Task instructions: Check each line of the entries below for the string "this" and state how many lines have it, with no other text.
***
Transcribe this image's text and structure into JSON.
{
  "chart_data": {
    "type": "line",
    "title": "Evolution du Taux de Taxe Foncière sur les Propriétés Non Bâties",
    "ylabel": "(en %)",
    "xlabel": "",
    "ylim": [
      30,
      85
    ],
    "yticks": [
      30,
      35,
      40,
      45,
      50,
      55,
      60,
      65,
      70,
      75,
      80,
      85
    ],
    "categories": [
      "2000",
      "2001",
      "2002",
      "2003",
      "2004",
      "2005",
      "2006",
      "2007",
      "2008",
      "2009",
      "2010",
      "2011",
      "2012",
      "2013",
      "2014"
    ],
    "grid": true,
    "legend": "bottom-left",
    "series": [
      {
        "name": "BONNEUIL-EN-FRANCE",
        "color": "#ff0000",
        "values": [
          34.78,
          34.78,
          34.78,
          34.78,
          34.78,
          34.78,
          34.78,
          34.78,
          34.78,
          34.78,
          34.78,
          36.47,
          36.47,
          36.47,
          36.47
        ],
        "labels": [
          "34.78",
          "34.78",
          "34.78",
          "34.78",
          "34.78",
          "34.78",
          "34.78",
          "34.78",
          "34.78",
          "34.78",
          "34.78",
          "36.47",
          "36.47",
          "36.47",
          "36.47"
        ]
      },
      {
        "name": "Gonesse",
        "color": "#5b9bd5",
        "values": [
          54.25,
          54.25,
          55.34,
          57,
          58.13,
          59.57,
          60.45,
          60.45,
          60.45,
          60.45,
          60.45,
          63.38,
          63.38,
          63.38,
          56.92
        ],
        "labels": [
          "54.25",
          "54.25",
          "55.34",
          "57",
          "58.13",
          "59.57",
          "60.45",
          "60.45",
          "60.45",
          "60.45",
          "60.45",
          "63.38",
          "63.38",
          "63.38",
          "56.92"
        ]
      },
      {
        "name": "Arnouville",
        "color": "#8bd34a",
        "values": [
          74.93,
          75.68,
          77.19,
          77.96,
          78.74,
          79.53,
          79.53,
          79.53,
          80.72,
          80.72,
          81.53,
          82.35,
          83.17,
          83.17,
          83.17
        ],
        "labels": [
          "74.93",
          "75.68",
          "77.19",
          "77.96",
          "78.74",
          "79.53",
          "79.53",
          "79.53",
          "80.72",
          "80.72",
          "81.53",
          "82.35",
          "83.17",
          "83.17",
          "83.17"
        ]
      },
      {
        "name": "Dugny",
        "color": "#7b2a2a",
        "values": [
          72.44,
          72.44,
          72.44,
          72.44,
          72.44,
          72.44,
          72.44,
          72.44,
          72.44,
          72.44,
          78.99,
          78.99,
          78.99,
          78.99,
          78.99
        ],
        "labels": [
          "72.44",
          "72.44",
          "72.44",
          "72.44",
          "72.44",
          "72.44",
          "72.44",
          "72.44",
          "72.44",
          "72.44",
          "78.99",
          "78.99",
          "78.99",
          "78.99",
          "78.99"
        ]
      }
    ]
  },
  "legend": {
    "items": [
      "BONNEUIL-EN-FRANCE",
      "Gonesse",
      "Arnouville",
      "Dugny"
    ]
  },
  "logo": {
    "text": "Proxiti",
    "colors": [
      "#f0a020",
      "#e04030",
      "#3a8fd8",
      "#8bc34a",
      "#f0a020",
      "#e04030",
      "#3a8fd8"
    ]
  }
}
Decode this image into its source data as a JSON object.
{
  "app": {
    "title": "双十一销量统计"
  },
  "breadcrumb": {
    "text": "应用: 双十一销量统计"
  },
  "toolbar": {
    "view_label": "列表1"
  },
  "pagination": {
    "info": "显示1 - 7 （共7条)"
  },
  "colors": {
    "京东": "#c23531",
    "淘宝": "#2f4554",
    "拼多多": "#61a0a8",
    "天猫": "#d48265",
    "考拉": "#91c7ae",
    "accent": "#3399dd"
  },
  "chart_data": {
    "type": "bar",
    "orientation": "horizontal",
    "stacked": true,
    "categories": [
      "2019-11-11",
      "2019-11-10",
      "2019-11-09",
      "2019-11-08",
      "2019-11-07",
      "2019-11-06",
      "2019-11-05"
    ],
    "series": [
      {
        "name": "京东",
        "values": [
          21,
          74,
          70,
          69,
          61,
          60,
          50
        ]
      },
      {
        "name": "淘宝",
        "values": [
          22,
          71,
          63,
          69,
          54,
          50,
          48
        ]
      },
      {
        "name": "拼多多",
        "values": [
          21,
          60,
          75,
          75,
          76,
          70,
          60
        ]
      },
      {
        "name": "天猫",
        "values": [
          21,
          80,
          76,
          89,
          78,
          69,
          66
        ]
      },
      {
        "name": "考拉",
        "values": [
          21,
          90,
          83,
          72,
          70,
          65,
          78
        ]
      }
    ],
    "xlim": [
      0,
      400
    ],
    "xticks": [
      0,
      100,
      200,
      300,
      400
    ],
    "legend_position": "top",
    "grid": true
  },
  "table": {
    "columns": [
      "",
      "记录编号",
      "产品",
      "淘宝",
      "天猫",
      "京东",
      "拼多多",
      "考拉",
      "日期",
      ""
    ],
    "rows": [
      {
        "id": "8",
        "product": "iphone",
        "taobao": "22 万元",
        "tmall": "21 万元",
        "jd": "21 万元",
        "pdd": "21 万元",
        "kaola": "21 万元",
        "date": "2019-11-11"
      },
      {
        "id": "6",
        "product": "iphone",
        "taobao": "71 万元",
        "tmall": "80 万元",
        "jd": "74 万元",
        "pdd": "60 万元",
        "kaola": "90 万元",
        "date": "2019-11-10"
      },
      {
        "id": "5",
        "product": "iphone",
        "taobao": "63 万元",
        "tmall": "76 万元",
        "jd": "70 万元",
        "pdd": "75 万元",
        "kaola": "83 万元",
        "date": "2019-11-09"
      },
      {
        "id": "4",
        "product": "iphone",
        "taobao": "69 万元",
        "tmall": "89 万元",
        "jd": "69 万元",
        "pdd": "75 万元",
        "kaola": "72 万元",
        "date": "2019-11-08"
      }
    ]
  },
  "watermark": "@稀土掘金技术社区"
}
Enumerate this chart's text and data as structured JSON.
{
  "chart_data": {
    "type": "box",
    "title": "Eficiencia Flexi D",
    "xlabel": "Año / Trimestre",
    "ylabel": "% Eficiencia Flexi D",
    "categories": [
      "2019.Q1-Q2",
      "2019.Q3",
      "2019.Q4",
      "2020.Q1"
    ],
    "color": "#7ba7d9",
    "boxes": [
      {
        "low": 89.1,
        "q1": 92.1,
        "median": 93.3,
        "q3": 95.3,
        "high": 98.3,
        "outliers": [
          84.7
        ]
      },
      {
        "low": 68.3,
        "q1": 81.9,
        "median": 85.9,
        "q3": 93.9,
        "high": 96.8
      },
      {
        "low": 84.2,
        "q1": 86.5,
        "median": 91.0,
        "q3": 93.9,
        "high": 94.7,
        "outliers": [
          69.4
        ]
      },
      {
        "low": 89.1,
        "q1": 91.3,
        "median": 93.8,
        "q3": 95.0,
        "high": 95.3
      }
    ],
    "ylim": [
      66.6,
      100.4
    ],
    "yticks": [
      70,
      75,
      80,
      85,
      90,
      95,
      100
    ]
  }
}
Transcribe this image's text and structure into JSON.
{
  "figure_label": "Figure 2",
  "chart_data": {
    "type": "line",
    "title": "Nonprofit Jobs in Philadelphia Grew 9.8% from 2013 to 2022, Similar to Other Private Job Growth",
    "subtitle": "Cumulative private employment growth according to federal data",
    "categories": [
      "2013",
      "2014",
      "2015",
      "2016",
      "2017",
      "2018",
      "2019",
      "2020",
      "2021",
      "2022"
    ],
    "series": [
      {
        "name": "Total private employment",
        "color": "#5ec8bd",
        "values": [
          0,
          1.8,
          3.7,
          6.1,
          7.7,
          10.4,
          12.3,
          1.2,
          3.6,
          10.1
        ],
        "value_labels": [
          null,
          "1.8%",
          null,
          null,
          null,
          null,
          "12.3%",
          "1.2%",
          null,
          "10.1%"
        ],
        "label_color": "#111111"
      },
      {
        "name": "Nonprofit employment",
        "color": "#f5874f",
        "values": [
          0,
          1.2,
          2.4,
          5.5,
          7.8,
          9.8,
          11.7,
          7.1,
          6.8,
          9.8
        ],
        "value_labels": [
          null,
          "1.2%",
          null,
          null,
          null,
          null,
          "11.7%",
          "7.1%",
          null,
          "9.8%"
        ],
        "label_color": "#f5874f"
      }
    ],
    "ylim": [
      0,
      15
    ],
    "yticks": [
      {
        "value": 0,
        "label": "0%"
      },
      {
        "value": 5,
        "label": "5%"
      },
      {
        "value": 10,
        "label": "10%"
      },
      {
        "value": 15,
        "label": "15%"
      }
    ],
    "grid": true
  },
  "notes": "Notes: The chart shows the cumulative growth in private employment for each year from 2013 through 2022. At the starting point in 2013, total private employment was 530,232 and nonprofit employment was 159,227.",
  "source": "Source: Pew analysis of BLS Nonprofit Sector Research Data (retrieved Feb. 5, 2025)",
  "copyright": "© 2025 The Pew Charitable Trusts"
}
***
Completed exercise: 4